### SHORT TASK
Count how many lines contain the word "structured". Please give only the number.

____________________

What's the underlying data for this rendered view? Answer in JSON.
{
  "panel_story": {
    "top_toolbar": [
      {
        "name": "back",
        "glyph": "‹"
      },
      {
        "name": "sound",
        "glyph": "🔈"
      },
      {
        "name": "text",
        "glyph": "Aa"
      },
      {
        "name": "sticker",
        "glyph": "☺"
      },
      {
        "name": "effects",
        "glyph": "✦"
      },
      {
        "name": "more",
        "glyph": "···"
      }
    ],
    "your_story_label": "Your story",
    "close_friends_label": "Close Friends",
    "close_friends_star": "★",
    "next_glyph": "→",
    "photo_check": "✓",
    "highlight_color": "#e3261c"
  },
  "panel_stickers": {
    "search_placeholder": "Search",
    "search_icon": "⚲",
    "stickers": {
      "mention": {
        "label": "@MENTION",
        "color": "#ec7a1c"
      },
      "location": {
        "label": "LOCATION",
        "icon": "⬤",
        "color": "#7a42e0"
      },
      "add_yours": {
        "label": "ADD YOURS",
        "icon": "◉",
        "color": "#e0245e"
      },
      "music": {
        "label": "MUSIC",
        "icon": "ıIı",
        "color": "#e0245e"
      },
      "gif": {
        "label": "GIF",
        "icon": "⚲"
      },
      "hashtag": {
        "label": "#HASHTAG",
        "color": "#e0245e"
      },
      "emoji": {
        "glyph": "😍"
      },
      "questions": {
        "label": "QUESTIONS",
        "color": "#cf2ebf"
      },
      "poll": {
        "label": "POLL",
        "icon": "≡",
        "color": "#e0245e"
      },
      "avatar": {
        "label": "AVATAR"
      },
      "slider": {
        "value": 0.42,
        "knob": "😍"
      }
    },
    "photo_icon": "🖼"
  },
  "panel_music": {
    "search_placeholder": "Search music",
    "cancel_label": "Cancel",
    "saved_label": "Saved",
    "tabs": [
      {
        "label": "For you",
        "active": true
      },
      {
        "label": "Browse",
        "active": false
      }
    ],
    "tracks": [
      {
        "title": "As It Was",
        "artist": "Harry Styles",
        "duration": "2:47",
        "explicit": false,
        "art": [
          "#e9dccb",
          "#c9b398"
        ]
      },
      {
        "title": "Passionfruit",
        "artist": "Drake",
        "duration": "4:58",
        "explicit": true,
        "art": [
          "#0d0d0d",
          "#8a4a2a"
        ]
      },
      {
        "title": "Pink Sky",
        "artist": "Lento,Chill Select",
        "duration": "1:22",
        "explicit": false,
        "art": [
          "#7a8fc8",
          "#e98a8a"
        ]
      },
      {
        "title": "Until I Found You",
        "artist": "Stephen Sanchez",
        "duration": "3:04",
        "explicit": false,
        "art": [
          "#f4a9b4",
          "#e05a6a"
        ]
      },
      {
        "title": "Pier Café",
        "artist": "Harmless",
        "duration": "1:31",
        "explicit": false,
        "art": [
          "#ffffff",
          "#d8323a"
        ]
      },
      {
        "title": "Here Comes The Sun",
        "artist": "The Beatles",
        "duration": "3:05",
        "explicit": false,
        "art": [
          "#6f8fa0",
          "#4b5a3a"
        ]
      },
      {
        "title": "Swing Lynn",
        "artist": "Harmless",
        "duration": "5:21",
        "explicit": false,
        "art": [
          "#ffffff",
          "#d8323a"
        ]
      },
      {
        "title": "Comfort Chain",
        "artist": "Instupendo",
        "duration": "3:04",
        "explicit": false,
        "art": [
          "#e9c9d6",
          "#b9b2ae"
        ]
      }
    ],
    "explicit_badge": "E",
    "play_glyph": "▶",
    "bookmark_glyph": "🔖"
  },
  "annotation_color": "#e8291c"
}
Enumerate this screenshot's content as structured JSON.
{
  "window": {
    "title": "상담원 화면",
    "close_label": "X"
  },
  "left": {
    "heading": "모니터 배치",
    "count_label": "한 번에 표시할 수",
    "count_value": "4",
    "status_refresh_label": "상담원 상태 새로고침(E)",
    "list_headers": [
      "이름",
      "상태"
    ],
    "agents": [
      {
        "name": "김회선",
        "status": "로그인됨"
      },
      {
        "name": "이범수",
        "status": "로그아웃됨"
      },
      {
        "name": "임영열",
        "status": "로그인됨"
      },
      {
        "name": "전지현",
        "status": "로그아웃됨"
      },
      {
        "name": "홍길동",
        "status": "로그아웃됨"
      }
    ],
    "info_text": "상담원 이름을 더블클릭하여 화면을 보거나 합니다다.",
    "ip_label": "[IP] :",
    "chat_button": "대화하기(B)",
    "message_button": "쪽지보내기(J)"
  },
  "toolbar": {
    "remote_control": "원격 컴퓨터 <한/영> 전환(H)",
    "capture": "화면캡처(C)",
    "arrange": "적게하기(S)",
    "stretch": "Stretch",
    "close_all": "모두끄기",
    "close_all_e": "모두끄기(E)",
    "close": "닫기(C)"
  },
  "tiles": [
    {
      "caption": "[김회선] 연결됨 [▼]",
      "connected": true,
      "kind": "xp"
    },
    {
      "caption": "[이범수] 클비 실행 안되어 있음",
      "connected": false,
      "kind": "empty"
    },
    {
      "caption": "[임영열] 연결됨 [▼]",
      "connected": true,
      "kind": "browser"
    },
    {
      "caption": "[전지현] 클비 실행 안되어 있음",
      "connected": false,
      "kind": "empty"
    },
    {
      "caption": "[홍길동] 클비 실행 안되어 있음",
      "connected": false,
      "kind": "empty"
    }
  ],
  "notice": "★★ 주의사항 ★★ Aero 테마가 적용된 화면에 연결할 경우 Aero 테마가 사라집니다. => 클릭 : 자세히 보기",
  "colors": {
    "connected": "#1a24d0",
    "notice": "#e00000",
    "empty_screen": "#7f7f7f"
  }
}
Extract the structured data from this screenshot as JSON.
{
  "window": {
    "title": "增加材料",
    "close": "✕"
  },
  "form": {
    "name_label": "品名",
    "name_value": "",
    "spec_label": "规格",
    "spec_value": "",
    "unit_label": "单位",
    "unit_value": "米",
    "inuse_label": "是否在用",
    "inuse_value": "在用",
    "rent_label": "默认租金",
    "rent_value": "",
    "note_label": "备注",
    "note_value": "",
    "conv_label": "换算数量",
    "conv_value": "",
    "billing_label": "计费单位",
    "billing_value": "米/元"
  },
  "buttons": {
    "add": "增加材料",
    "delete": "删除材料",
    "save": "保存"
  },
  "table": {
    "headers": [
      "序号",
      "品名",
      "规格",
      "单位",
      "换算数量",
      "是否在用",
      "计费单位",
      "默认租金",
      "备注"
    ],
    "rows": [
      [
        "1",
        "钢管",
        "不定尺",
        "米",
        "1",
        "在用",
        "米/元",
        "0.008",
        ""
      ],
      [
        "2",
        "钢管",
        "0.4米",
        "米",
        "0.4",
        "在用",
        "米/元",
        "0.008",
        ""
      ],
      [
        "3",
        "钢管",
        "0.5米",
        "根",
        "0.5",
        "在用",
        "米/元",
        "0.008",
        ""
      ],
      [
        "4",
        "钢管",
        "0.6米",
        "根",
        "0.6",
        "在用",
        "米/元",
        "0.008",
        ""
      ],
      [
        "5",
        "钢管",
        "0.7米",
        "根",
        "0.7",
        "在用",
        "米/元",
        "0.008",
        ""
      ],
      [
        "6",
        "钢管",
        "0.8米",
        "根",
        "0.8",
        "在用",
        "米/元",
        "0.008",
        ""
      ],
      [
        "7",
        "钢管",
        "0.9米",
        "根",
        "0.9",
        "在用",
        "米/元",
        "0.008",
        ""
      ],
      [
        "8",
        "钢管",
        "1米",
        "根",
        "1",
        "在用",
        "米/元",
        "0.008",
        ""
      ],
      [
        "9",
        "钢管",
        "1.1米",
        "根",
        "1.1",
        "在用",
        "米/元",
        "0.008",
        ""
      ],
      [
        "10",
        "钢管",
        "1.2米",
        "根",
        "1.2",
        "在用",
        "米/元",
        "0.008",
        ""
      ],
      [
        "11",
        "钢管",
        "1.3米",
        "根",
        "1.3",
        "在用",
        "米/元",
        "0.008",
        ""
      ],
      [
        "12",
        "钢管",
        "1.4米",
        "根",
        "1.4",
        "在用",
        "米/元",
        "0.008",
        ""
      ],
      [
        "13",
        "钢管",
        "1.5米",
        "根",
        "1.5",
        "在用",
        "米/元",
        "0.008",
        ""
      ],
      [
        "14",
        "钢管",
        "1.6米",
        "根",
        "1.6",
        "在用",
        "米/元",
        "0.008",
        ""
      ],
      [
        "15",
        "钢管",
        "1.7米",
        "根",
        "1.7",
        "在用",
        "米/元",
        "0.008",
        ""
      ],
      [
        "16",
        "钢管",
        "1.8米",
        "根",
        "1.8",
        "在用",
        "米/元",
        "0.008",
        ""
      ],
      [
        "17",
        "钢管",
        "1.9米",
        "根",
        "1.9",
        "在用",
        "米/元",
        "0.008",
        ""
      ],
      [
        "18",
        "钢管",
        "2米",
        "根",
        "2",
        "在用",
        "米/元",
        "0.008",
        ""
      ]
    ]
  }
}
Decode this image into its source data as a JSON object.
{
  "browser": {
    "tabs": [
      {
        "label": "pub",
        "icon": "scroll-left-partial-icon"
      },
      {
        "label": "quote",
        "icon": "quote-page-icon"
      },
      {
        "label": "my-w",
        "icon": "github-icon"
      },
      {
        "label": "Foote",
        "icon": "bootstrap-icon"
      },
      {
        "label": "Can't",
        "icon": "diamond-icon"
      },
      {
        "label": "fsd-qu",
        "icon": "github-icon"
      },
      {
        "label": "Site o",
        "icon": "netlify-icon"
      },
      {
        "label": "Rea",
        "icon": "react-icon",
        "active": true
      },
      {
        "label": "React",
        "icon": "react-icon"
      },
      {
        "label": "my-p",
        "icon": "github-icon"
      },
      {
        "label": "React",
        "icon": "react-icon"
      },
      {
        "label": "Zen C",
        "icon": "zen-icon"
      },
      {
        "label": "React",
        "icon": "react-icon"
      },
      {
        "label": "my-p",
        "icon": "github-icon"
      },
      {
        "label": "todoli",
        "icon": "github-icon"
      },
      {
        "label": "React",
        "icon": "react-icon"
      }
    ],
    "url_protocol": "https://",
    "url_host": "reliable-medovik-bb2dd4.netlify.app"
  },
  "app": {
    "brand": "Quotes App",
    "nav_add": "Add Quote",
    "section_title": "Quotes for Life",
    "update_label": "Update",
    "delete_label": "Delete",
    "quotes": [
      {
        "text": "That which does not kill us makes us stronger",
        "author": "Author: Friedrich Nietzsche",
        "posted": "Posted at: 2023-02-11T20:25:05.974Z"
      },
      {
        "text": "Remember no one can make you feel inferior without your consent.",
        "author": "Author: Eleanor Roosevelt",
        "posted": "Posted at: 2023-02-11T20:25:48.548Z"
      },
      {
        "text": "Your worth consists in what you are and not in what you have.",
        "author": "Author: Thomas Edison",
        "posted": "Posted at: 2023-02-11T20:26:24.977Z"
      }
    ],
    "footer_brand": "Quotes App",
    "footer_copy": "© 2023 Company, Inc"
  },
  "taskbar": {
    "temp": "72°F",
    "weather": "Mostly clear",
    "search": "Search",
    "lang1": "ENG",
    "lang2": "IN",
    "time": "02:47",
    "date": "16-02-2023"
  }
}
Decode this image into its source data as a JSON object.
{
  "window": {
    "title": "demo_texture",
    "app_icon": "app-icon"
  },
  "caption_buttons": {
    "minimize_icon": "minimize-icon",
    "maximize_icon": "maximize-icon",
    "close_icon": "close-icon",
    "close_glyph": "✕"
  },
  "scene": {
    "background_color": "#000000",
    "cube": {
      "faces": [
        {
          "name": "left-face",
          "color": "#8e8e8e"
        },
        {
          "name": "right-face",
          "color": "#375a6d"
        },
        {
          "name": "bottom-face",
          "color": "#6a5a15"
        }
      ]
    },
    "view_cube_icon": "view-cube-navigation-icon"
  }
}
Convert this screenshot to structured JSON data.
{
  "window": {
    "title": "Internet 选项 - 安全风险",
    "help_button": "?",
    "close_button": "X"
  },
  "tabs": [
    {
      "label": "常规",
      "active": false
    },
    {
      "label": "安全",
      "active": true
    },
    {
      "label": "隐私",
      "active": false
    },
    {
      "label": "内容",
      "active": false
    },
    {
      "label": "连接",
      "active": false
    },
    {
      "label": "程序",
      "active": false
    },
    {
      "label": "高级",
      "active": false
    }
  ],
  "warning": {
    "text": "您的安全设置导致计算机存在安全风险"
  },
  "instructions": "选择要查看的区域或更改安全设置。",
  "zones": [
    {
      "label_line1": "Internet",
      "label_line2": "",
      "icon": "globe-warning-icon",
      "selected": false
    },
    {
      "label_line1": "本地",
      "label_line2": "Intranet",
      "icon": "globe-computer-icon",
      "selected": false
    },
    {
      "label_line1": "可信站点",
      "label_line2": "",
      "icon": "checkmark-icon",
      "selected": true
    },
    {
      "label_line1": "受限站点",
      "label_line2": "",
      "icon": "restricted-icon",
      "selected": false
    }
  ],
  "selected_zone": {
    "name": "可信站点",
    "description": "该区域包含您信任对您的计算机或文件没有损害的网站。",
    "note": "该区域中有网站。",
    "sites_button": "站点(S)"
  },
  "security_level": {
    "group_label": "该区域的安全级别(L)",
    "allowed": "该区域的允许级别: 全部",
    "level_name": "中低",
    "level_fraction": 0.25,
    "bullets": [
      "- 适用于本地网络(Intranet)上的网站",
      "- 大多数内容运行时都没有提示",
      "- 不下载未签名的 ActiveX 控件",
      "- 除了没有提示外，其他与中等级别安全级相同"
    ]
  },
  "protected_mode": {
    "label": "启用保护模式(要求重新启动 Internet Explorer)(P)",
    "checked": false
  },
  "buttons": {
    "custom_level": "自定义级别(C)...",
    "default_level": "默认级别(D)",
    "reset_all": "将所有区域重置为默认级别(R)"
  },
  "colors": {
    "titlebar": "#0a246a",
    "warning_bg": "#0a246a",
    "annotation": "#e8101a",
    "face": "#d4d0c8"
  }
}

____________________

### THE COMPLETED TASK
3